**Input records**
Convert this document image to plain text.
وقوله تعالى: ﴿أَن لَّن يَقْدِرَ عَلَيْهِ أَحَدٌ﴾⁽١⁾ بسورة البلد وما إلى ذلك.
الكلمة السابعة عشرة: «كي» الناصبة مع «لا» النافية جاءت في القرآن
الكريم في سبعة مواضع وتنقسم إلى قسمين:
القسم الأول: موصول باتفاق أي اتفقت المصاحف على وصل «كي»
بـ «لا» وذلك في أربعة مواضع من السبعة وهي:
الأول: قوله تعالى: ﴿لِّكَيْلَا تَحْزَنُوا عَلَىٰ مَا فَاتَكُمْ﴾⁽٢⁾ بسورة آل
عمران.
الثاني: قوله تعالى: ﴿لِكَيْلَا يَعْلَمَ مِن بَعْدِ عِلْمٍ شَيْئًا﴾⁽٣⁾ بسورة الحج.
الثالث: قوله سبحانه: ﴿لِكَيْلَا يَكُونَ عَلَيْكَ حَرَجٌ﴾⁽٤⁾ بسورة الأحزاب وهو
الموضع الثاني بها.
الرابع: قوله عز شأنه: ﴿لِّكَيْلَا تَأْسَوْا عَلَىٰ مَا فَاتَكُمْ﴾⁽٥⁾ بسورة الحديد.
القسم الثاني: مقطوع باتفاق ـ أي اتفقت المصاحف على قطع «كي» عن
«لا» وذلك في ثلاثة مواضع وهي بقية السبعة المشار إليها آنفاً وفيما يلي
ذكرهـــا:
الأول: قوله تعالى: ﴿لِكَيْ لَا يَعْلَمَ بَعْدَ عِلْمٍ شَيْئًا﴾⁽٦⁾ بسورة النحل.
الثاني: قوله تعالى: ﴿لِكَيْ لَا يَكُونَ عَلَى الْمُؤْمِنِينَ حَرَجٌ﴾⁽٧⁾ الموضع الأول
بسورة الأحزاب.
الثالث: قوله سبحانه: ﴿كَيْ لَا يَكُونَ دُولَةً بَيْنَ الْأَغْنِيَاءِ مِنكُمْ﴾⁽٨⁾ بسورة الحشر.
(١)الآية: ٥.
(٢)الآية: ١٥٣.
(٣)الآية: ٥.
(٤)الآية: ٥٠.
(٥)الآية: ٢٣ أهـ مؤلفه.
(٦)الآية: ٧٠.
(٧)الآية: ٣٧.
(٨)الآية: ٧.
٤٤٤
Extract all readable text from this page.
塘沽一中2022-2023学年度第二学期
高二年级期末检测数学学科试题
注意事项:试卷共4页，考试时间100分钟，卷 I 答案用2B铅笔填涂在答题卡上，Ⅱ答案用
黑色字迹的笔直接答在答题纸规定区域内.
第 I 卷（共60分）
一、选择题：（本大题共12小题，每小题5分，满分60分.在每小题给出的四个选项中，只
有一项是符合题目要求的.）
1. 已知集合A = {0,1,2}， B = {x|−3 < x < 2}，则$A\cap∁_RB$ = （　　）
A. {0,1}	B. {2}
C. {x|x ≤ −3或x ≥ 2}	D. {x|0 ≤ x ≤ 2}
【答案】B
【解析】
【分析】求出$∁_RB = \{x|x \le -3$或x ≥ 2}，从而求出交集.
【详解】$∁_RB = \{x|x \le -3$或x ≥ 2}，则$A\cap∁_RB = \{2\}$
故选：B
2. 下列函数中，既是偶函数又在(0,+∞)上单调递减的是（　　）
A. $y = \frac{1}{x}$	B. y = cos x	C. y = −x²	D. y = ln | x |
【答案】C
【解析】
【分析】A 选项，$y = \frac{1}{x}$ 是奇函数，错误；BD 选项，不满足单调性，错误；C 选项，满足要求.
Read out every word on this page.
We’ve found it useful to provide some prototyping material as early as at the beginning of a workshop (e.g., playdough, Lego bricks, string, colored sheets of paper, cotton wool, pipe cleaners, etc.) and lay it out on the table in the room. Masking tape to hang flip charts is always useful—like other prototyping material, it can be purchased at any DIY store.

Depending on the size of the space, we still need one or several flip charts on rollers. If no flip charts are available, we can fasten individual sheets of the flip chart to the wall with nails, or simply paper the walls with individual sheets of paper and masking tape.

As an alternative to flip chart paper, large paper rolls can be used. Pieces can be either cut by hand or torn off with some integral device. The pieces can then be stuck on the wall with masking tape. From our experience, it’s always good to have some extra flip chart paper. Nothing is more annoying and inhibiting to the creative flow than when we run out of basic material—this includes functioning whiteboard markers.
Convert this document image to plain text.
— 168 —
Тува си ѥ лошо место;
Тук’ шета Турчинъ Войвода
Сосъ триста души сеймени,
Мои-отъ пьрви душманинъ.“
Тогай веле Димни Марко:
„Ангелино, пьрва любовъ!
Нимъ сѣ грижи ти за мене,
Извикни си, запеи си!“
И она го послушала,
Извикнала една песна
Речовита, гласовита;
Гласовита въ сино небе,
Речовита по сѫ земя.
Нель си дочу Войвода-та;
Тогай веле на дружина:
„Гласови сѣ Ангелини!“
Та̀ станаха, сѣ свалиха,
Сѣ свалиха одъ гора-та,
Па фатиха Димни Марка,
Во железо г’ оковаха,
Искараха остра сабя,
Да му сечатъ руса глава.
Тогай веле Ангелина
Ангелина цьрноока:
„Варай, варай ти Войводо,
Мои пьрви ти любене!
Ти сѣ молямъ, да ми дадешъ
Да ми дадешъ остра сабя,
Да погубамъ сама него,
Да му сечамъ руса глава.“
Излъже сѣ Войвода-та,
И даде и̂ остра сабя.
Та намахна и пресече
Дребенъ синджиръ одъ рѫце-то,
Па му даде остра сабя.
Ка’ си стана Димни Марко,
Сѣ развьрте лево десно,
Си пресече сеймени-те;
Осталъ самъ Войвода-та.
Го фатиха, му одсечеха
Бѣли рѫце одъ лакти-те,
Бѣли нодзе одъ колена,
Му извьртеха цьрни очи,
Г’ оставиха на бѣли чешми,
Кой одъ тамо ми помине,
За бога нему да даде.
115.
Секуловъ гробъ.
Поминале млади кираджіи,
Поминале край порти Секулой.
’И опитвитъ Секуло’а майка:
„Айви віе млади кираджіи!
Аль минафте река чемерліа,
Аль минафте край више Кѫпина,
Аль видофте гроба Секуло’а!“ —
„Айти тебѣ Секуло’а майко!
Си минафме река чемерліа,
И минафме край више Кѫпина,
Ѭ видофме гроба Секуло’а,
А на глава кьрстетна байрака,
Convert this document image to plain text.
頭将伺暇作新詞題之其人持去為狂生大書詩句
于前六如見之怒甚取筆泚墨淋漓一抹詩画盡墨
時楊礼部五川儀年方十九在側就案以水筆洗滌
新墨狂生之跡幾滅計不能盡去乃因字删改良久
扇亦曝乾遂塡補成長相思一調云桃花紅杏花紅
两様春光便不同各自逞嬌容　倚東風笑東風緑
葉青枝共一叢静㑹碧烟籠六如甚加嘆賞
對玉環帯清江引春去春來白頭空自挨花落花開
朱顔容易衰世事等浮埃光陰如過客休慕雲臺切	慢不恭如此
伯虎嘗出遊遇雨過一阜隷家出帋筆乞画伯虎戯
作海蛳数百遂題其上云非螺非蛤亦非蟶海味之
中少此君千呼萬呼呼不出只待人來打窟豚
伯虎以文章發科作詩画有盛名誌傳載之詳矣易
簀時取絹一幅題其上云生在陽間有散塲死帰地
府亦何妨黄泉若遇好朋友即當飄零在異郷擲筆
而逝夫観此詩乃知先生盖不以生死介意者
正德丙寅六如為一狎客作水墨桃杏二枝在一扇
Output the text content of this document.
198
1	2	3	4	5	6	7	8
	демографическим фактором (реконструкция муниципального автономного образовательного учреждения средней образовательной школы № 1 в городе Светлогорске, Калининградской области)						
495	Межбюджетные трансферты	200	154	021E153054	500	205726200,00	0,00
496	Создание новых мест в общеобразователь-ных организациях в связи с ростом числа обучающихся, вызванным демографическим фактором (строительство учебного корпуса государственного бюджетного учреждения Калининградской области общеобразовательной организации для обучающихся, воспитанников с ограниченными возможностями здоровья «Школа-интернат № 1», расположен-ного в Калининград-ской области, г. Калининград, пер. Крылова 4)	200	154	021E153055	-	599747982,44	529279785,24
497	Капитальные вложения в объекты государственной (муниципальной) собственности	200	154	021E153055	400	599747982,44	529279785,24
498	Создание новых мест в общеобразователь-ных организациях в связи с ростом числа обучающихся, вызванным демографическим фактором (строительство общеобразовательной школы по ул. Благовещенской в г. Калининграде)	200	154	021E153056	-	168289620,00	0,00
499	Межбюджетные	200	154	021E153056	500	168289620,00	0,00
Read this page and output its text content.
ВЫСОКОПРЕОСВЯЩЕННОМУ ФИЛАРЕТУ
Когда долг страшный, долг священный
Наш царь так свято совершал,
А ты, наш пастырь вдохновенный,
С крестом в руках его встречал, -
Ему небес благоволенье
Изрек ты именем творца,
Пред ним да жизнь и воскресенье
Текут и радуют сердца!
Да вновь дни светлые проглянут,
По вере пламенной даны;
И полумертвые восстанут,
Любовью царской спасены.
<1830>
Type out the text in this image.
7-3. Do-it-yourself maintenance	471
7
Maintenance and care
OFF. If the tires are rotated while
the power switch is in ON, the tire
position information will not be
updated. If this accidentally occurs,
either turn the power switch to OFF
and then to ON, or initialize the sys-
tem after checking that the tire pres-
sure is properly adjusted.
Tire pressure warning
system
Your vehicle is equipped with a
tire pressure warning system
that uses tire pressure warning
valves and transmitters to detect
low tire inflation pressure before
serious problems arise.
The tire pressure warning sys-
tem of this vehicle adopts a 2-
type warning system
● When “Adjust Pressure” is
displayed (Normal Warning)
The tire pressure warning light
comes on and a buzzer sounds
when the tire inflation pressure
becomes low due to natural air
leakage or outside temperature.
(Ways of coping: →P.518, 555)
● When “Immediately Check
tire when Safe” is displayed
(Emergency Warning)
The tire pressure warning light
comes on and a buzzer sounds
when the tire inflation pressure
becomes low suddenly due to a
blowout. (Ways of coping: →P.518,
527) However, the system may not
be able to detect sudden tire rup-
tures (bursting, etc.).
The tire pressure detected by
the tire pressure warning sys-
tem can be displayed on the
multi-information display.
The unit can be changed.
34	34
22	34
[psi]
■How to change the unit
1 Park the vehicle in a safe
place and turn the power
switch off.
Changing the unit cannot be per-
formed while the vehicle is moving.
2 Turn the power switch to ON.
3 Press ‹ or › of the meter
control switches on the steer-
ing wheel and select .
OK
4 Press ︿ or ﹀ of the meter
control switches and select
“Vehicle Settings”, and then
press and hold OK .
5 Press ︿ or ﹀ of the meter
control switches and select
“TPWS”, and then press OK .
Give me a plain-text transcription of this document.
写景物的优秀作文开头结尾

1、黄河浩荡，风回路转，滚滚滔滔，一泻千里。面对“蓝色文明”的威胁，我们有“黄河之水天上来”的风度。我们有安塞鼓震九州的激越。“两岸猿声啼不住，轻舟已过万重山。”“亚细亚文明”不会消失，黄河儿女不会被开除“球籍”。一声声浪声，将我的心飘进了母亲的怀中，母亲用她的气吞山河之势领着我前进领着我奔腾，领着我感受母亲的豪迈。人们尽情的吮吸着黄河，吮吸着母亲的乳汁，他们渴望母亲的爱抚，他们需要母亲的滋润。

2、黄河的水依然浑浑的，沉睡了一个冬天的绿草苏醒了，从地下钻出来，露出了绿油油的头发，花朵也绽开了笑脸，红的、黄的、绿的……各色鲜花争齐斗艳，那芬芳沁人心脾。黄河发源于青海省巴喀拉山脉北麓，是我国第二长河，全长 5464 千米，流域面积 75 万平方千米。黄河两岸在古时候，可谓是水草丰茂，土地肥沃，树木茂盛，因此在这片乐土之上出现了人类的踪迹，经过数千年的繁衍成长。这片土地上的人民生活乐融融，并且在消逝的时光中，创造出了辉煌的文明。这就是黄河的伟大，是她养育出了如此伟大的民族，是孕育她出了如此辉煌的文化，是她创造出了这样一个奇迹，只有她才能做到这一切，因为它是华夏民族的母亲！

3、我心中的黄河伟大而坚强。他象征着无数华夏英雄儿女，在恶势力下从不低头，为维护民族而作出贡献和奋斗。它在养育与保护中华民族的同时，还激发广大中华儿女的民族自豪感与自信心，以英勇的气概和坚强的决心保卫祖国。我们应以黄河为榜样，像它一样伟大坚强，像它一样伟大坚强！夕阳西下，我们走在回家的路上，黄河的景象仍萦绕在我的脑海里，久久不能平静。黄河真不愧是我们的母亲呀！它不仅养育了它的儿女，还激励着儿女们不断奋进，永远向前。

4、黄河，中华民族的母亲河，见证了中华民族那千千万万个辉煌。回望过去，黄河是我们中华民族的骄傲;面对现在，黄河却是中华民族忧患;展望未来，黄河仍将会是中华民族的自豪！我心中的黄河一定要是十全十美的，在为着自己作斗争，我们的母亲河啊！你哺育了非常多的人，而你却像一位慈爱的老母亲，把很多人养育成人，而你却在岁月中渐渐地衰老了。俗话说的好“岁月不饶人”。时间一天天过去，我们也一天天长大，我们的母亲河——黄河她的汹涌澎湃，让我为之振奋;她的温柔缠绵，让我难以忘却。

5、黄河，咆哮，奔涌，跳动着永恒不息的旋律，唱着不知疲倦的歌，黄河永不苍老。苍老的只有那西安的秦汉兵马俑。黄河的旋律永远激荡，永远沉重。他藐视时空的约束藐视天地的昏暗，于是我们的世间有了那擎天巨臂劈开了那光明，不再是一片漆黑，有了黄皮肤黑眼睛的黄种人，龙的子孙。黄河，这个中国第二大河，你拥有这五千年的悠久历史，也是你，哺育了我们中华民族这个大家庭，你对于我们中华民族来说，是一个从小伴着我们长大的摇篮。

**Your task**
In the listing, find every line containing the word "القسم" and list it.

**Correct answer**
القسم الأول: موصول باتفاق أي اتفقت المصاحف على وصل «كي»
القسم الثاني: مقطوع باتفاق ـ أي اتفقت المصاحف على قطع «كي» عن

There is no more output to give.